● **THE TASK**
Your task is to filter the data below down to the lines holding "source".

** BEGIN RECORDS FOR THIS TASK **

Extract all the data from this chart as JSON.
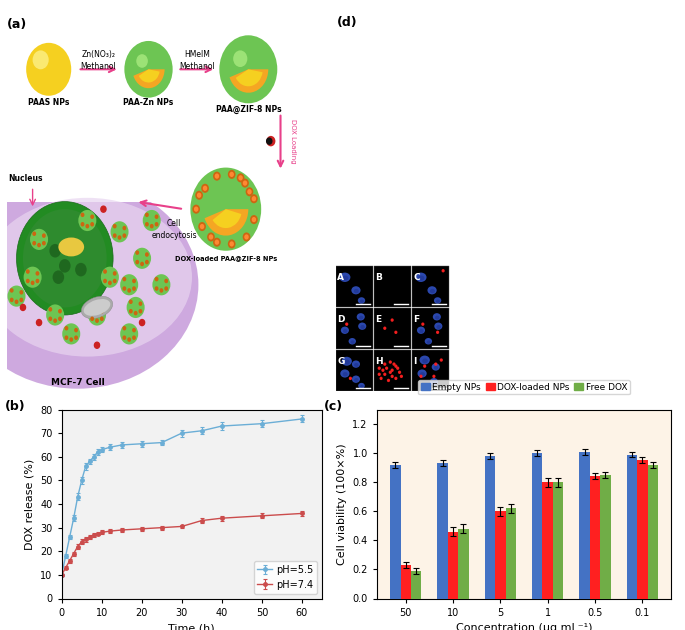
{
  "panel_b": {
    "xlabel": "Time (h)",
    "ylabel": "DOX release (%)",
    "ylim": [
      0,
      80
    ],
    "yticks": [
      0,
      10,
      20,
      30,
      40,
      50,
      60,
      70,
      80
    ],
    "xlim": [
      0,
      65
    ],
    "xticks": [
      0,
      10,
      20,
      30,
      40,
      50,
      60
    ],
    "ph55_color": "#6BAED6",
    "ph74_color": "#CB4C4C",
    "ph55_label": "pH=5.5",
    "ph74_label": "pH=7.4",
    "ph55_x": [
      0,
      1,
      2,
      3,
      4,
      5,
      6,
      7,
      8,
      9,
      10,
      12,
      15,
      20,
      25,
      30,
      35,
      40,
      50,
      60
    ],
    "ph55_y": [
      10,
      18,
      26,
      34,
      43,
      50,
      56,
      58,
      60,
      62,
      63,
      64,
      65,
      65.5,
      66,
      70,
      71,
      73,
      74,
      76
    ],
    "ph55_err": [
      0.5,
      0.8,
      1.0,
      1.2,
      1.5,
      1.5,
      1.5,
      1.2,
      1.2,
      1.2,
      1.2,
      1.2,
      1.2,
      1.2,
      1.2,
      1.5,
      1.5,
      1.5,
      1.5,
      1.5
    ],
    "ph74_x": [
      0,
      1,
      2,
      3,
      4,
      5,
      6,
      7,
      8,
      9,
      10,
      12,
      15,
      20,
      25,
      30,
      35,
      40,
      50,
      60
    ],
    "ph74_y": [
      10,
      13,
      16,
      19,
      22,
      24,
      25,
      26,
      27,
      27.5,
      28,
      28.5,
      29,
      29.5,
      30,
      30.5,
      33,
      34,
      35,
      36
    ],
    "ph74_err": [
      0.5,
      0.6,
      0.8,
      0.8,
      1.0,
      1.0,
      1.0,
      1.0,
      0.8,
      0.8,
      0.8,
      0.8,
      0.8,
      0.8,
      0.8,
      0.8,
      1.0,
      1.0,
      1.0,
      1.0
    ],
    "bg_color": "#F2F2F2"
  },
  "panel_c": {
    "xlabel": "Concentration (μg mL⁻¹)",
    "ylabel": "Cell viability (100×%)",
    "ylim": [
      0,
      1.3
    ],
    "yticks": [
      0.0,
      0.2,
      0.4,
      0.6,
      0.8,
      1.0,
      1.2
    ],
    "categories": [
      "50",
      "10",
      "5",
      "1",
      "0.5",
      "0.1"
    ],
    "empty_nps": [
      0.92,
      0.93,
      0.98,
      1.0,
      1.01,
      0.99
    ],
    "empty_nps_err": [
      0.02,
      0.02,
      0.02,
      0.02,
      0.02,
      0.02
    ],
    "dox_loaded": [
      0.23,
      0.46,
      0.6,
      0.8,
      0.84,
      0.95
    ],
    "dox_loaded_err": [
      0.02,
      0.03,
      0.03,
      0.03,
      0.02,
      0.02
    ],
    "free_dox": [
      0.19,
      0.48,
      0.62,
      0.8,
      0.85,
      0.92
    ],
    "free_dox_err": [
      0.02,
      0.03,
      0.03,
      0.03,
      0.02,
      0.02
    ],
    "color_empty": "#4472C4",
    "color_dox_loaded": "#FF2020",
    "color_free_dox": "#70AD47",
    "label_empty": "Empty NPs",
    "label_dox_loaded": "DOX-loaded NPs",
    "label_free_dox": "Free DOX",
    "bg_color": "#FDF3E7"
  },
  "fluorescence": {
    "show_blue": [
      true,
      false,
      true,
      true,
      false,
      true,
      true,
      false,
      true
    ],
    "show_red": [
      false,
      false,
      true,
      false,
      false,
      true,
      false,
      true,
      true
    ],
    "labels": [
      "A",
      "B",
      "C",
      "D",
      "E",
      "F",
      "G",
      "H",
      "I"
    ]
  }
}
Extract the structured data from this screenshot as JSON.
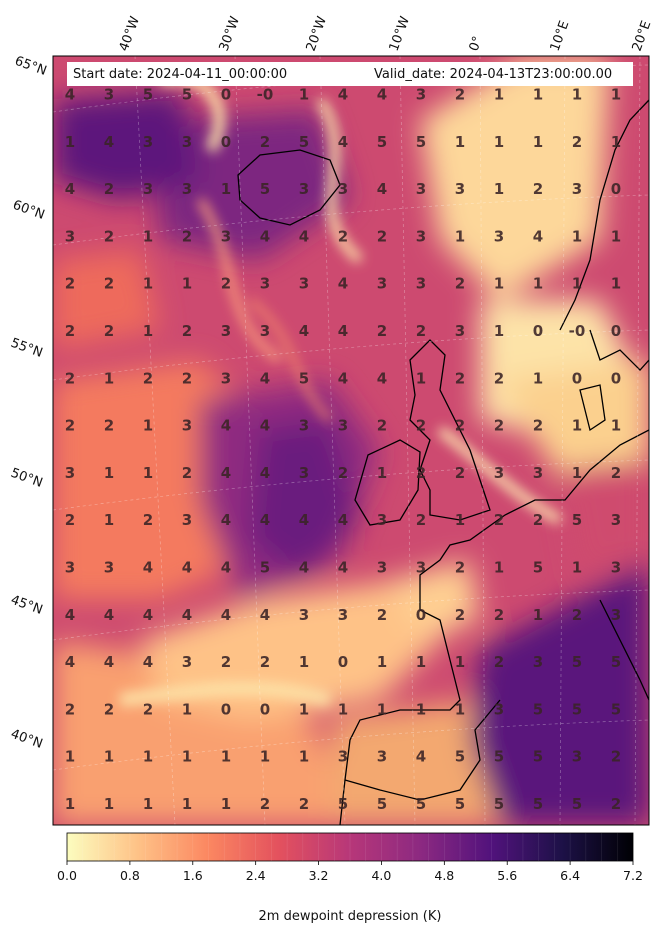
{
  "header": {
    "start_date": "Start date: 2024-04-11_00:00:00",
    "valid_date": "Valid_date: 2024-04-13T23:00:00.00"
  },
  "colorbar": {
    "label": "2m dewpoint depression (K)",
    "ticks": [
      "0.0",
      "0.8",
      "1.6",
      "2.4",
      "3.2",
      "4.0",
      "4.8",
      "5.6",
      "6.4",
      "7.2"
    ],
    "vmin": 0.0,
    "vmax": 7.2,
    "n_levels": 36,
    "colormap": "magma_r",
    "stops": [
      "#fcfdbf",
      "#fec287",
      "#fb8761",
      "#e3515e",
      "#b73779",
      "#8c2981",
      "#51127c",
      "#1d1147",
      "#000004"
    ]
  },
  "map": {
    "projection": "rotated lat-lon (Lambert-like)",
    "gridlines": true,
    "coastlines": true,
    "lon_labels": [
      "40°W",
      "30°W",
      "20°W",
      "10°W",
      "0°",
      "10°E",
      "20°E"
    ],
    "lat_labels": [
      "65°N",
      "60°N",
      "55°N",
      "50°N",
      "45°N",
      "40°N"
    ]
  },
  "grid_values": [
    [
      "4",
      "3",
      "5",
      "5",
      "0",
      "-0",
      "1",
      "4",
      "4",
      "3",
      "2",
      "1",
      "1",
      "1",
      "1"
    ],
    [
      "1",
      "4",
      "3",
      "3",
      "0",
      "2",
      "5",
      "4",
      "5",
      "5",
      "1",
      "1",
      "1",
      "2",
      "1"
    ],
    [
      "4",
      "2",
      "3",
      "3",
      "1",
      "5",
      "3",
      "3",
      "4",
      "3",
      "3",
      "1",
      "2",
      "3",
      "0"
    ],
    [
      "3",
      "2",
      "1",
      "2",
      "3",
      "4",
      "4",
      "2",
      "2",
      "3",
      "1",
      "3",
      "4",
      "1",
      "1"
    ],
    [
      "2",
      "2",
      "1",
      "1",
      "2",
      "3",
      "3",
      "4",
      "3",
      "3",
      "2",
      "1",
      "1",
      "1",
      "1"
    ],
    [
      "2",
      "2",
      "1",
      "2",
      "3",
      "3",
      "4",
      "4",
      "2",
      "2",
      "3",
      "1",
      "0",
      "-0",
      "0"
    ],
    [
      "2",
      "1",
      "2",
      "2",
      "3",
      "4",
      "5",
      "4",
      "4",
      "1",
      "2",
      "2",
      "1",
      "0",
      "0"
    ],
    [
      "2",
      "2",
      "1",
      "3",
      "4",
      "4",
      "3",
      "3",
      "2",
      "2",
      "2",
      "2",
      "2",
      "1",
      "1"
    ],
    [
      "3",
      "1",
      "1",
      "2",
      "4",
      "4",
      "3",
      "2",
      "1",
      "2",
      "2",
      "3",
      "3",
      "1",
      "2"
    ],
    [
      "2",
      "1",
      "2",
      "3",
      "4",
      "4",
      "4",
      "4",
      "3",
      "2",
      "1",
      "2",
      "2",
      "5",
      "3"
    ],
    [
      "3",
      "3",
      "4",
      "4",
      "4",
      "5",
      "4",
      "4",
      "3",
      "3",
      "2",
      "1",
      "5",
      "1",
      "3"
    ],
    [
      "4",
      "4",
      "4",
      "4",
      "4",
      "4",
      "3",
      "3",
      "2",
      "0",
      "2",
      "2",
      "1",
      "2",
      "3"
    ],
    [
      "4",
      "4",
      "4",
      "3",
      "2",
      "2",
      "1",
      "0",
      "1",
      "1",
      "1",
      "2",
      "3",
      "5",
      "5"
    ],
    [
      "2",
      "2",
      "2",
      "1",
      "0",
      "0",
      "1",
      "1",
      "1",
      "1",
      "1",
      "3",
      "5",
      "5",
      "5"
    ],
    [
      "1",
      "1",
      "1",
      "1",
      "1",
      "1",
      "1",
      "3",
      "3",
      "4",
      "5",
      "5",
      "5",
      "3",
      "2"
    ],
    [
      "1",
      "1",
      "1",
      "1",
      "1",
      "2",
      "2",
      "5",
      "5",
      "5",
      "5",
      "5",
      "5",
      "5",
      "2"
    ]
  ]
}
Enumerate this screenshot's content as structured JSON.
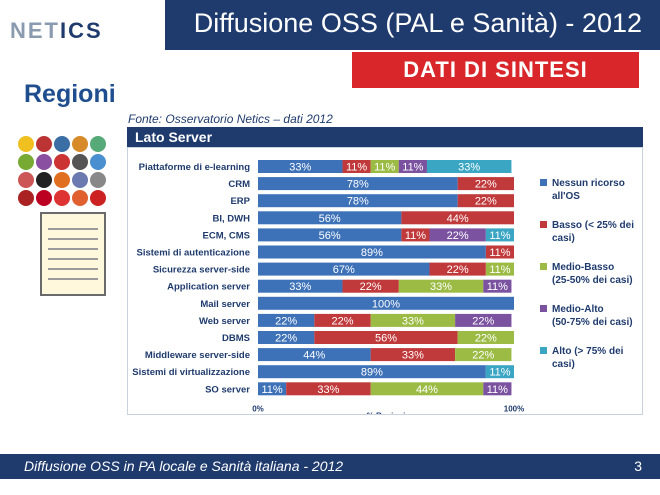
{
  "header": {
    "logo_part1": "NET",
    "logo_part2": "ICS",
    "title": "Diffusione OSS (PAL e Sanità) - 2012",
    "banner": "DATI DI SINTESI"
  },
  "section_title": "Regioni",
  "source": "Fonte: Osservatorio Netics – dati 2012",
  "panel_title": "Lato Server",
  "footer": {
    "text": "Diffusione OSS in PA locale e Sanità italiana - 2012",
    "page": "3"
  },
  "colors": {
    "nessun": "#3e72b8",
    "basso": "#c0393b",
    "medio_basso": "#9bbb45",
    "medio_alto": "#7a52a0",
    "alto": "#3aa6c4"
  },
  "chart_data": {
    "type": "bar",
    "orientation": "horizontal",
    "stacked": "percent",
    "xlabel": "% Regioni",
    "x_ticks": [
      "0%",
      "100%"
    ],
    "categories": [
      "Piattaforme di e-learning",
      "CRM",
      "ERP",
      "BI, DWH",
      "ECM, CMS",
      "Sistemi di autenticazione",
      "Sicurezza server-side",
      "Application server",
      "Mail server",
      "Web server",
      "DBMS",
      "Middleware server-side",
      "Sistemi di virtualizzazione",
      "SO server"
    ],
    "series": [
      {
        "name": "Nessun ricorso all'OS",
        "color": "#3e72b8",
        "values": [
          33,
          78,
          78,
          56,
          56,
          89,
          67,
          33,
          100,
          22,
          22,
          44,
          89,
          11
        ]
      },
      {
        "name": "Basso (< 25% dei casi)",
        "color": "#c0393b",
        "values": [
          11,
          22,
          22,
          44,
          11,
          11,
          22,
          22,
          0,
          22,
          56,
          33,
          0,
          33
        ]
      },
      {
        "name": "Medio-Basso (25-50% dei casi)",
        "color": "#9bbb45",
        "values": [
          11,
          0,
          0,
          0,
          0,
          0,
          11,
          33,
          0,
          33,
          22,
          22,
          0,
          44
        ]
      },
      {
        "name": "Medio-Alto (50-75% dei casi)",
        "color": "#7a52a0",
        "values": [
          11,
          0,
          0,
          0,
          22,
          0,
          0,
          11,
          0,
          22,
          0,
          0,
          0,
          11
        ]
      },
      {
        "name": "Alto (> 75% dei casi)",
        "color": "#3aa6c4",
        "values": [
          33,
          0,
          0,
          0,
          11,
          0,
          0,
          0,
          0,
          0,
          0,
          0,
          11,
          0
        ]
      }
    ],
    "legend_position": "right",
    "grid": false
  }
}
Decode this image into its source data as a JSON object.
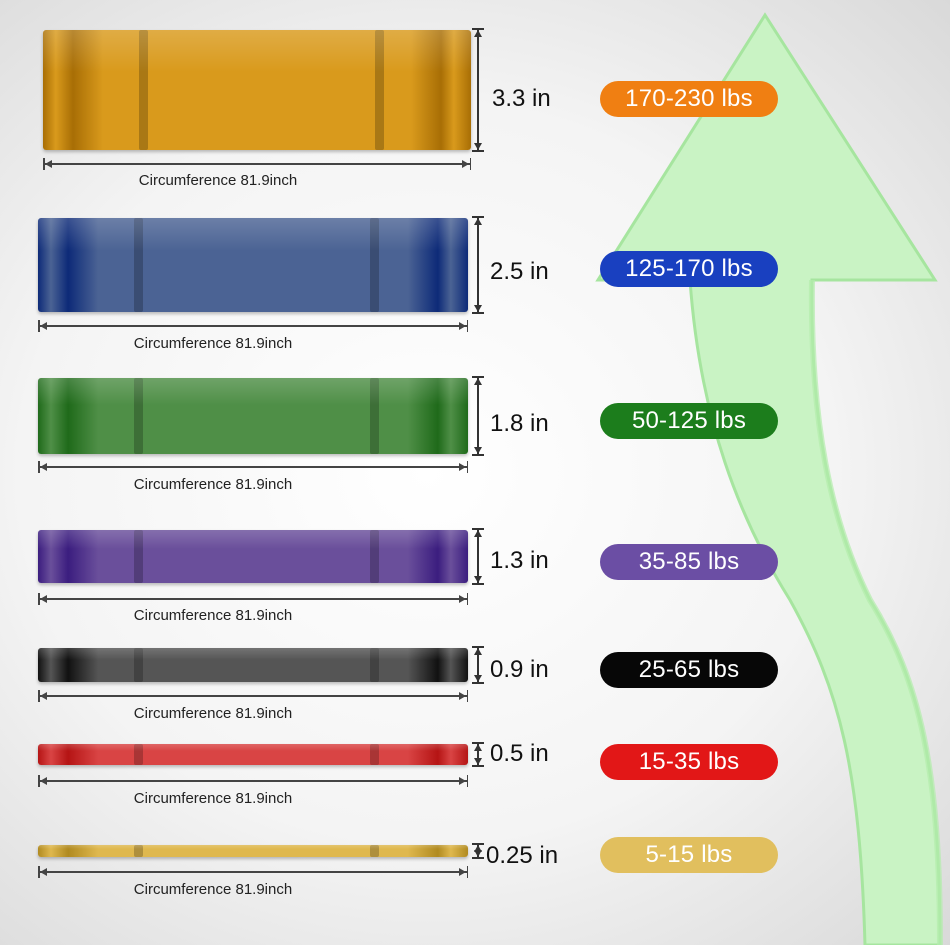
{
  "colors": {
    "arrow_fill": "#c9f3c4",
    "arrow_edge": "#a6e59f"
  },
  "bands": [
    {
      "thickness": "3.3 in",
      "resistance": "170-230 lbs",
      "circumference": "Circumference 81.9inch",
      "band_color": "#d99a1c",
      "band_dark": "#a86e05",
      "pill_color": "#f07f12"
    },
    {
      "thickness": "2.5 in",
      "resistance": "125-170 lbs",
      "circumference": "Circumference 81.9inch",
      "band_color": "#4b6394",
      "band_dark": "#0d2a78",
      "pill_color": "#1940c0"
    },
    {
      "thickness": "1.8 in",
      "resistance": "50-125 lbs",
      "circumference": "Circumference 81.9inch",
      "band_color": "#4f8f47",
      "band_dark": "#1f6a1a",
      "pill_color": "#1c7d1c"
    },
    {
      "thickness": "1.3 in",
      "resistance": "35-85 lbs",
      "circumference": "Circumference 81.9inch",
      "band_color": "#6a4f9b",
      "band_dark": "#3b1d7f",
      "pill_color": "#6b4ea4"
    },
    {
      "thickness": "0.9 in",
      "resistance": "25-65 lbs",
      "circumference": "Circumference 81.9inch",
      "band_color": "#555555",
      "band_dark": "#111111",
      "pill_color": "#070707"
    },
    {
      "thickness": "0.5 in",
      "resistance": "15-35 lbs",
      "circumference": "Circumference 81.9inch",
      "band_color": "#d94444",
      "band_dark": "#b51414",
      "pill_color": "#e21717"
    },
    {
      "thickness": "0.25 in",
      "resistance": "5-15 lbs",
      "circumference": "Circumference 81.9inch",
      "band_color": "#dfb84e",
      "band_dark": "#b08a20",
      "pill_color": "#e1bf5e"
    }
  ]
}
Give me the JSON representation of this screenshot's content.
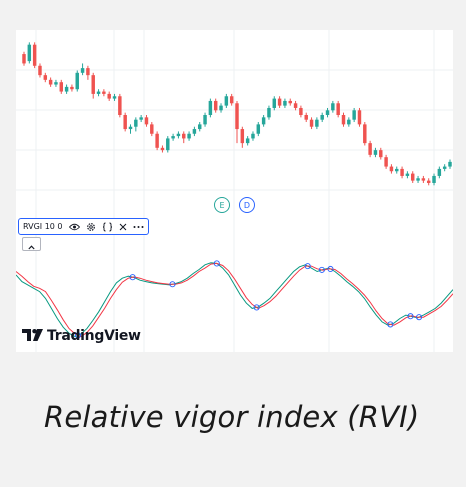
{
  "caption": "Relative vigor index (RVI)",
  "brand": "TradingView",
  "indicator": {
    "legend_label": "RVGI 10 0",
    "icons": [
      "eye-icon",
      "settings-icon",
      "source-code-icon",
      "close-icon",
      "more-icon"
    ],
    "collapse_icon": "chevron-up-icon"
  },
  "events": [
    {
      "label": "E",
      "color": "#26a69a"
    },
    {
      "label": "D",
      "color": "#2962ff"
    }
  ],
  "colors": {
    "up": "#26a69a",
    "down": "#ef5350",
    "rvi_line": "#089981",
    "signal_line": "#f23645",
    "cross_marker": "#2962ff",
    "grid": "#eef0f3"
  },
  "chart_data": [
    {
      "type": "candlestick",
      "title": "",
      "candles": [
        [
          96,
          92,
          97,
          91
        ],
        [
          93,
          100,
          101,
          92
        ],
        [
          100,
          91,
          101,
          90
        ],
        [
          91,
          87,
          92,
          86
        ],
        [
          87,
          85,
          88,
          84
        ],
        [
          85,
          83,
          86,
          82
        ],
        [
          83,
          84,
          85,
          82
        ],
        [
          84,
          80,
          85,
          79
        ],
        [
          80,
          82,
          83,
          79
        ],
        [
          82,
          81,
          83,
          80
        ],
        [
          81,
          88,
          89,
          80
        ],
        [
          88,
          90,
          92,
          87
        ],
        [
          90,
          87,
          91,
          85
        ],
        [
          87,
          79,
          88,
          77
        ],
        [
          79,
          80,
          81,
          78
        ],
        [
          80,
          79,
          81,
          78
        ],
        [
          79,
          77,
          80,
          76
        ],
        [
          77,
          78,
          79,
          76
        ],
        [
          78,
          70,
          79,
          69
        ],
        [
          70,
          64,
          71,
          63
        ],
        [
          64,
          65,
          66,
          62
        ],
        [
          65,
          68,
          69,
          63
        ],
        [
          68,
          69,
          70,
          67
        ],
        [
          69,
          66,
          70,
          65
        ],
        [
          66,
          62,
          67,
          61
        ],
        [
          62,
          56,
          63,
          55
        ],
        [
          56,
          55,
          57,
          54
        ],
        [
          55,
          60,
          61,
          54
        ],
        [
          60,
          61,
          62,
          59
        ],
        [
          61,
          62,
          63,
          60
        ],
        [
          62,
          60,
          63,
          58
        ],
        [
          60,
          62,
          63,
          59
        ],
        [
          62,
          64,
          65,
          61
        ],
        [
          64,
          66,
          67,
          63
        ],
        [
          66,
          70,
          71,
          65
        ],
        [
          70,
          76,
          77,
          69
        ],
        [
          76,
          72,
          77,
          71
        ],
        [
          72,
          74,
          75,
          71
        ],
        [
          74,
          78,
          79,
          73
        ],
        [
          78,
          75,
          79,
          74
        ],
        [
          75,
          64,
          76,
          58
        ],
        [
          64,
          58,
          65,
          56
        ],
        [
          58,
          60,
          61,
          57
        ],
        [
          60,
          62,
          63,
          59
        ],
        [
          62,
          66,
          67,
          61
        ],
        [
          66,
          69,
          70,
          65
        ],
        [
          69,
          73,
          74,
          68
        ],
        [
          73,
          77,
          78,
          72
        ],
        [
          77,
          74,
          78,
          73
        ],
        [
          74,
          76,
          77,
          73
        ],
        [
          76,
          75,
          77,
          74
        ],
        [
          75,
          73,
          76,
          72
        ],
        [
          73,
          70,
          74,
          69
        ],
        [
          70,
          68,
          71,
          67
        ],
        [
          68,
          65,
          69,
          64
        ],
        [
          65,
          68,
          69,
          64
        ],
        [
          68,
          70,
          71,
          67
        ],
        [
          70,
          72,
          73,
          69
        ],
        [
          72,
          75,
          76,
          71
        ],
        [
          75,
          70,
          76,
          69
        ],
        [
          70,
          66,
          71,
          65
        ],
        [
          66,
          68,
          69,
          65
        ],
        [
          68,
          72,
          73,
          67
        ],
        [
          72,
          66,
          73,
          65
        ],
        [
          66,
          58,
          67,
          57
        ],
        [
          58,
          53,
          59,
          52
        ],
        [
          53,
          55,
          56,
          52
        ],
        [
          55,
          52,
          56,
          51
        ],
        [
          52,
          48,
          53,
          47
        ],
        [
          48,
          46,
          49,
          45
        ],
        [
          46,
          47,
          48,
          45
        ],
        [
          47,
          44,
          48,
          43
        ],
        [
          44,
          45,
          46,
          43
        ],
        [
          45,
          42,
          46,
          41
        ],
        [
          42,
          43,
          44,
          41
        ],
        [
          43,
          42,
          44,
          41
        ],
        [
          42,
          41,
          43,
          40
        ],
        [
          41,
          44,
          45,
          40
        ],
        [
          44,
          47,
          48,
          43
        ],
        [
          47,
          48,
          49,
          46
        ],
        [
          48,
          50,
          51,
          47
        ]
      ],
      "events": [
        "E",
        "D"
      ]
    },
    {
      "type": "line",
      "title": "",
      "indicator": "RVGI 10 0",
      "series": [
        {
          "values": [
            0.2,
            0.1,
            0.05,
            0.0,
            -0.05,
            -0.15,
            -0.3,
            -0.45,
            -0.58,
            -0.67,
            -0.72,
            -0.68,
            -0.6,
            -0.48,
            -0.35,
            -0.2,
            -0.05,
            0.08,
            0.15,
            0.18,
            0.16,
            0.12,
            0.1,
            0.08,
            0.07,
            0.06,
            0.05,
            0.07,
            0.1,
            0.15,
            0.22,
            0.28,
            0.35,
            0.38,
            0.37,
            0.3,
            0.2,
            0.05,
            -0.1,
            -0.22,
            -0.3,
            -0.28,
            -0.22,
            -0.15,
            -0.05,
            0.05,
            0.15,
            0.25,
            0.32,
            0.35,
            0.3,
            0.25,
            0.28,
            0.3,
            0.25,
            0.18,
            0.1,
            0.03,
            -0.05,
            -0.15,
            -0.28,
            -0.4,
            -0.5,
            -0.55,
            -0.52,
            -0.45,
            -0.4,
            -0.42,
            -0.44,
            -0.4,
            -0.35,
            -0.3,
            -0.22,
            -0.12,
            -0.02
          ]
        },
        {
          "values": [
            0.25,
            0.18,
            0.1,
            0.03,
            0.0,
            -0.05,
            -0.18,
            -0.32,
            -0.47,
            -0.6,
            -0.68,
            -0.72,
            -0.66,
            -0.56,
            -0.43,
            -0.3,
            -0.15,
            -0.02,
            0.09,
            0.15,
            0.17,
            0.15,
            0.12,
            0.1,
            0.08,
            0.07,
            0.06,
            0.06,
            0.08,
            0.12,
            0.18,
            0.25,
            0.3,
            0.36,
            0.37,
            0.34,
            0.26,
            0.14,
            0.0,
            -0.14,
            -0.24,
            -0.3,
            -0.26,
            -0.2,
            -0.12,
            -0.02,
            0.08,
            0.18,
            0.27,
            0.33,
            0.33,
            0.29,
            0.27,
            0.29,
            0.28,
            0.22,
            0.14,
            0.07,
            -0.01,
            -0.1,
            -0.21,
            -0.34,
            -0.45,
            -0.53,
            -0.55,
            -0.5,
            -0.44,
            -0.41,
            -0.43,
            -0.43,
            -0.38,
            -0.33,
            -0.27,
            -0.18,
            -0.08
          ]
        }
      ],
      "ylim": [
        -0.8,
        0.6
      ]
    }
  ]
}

** END RECORDS FOR THIS TASK **

● **OUTPUT OF THE TASK**
  "source": "Fonte: Osservatorio Netics – dati 2012",
Decode this image into its source data as a JSON object.
      "source-code-icon",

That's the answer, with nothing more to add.